» **Rows from a figure dataset**:
_____

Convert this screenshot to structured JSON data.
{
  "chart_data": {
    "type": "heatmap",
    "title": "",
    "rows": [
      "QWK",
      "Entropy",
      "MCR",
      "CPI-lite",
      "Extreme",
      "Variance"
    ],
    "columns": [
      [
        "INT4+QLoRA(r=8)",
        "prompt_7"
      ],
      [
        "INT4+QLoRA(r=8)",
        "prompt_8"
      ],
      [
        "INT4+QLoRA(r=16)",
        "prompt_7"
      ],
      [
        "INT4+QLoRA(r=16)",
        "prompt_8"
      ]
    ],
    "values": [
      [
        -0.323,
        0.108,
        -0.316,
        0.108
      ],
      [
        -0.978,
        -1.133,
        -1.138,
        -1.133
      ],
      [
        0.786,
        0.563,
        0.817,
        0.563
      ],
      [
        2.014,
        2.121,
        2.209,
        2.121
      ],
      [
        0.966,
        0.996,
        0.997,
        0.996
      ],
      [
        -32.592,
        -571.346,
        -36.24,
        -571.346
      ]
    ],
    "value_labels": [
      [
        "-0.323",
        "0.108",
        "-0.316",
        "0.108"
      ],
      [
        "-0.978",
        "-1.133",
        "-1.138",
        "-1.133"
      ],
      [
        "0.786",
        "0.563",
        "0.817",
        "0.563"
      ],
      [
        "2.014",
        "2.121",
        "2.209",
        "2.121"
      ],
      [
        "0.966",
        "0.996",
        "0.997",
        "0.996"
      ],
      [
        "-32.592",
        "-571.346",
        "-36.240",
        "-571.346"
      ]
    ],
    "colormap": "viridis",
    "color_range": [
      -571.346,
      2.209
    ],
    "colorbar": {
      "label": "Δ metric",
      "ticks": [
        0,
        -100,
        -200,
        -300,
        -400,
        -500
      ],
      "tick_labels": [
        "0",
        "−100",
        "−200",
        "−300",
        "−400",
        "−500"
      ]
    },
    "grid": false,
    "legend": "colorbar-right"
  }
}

_____

» **Instruction**:
Extract the data exactly as given.

» **Exercise solution**:
Convert this screenshot to structured JSON data.
{
  "chart_data": {
    "type": "heatmap",
    "title": "",
    "rows": [
      "QWK",
      "Entropy",
      "MCR",
      "CPI-lite",
      "Extreme",
      "Variance"
    ],
    "columns": [
      [
        "INT4+QLoRA(r=8)",
        "prompt_7"
      ],
      [
        "INT4+QLoRA(r=8)",
        "prompt_8"
      ],
      [
        "INT4+QLoRA(r=16)",
        "prompt_7"
      ],
      [
        "INT4+QLoRA(r=16)",
        "prompt_8"
      ]
    ],
    "values": [
      [
        -0.323,
        0.108,
        -0.316,
        0.108
      ],
      [
        -0.978,
        -1.133,
        -1.138,
        -1.133
      ],
      [
        0.786,
        0.563,
        0.817,
        0.563
      ],
      [
        2.014,
        2.121,
        2.209,
        2.121
      ],
      [
        0.966,
        0.996,
        0.997,
        0.996
      ],
      [
        -32.592,
        -571.346,
        -36.24,
        -571.346
      ]
    ],
    "value_labels": [
      [
        "-0.323",
        "0.108",
        "-0.316",
        "0.108"
      ],
      [
        "-0.978",
        "-1.133",
        "-1.138",
        "-1.133"
      ],
      [
        "0.786",
        "0.563",
        "0.817",
        "0.563"
      ],
      [
        "2.014",
        "2.121",
        "2.209",
        "2.121"
      ],
      [
        "0.966",
        "0.996",
        "0.997",
        "0.996"
      ],
      [
        "-32.592",
        "-571.346",
        "-36.240",
        "-571.346"
      ]
    ],
    "colormap": "viridis",
    "color_range": [
      -571.346,
      2.209
    ],
    "colorbar": {
      "label": "Δ metric",
      "ticks": [
        0,
        -100,
        -200,
        -300,
        -400,
        -500
      ],
      "tick_labels": [
        "0",
        "−100",
        "−200",
        "−300",
        "−400",
        "−500"
      ]
    },
    "grid": false,
    "legend": "colorbar-right"
  }
}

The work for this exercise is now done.